--- BEGIN Stored data ---

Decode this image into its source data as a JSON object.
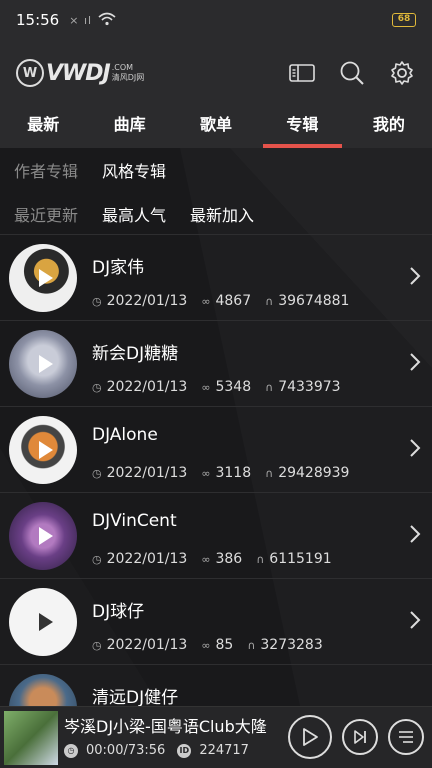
{
  "status": {
    "time": "15:56",
    "signal": "× ıl",
    "battery": "68"
  },
  "header": {
    "logo_mark": "W",
    "logo_word": "VWDJ",
    "logo_com": ".COM",
    "logo_sub": "清风DJ网"
  },
  "tabs": [
    {
      "label": "最新"
    },
    {
      "label": "曲库"
    },
    {
      "label": "歌单"
    },
    {
      "label": "专辑",
      "active": true
    },
    {
      "label": "我的"
    }
  ],
  "filters": {
    "row1": {
      "label": "作者专辑",
      "option": "风格专辑"
    },
    "row2": {
      "label": "最近更新",
      "options": [
        "最高人气",
        "最新加入"
      ]
    }
  },
  "albums": [
    {
      "name": "DJ家伟",
      "date": "2022/01/13",
      "count": "4867",
      "plays": "39674881"
    },
    {
      "name": "新会DJ糖糖",
      "date": "2022/01/13",
      "count": "5348",
      "plays": "7433973"
    },
    {
      "name": "DJAlone",
      "date": "2022/01/13",
      "count": "3118",
      "plays": "29428939"
    },
    {
      "name": "DJVinCent",
      "date": "2022/01/13",
      "count": "386",
      "plays": "6115191"
    },
    {
      "name": "DJ球仔",
      "date": "2022/01/13",
      "count": "85",
      "plays": "3273283"
    },
    {
      "name": "清远DJ健仔",
      "date": "",
      "count": "",
      "plays": ""
    }
  ],
  "player": {
    "title": "岑溪DJ小梁-国粤语Club大隆",
    "time": "00:00/73:56",
    "id_label": "ID",
    "id": "224717"
  }
}
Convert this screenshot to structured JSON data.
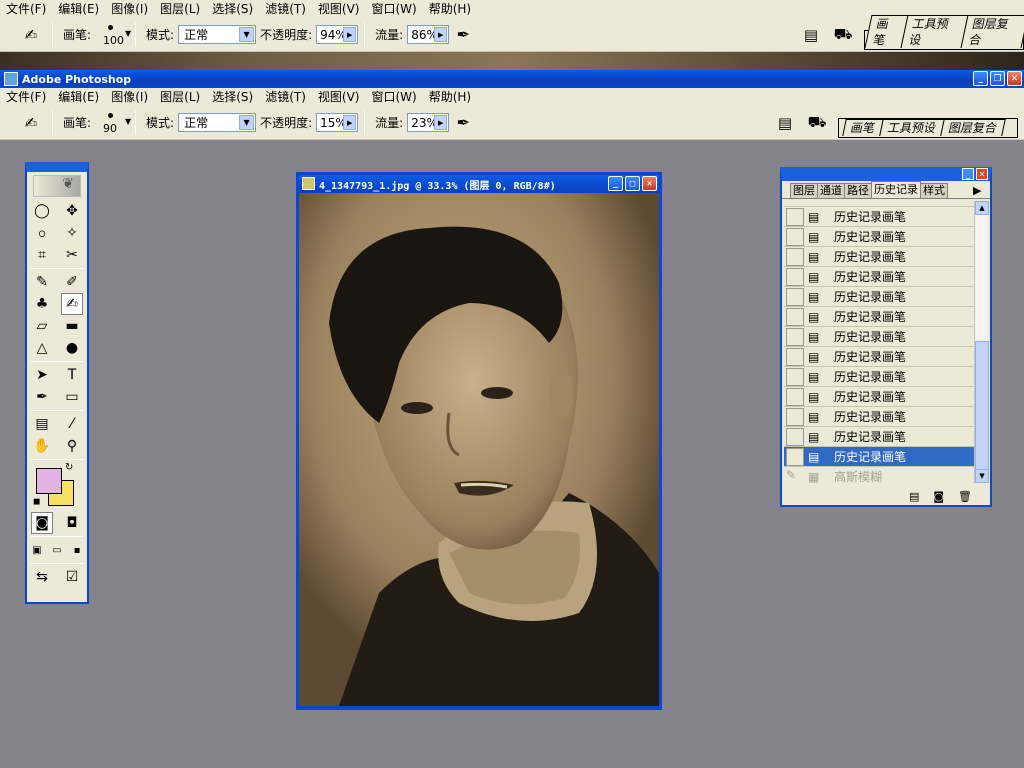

--- END Stored data ---

## [What the task asks]
Of the lines above, how many hold the word "count"? Say the number alone.

## [Worked answer]
6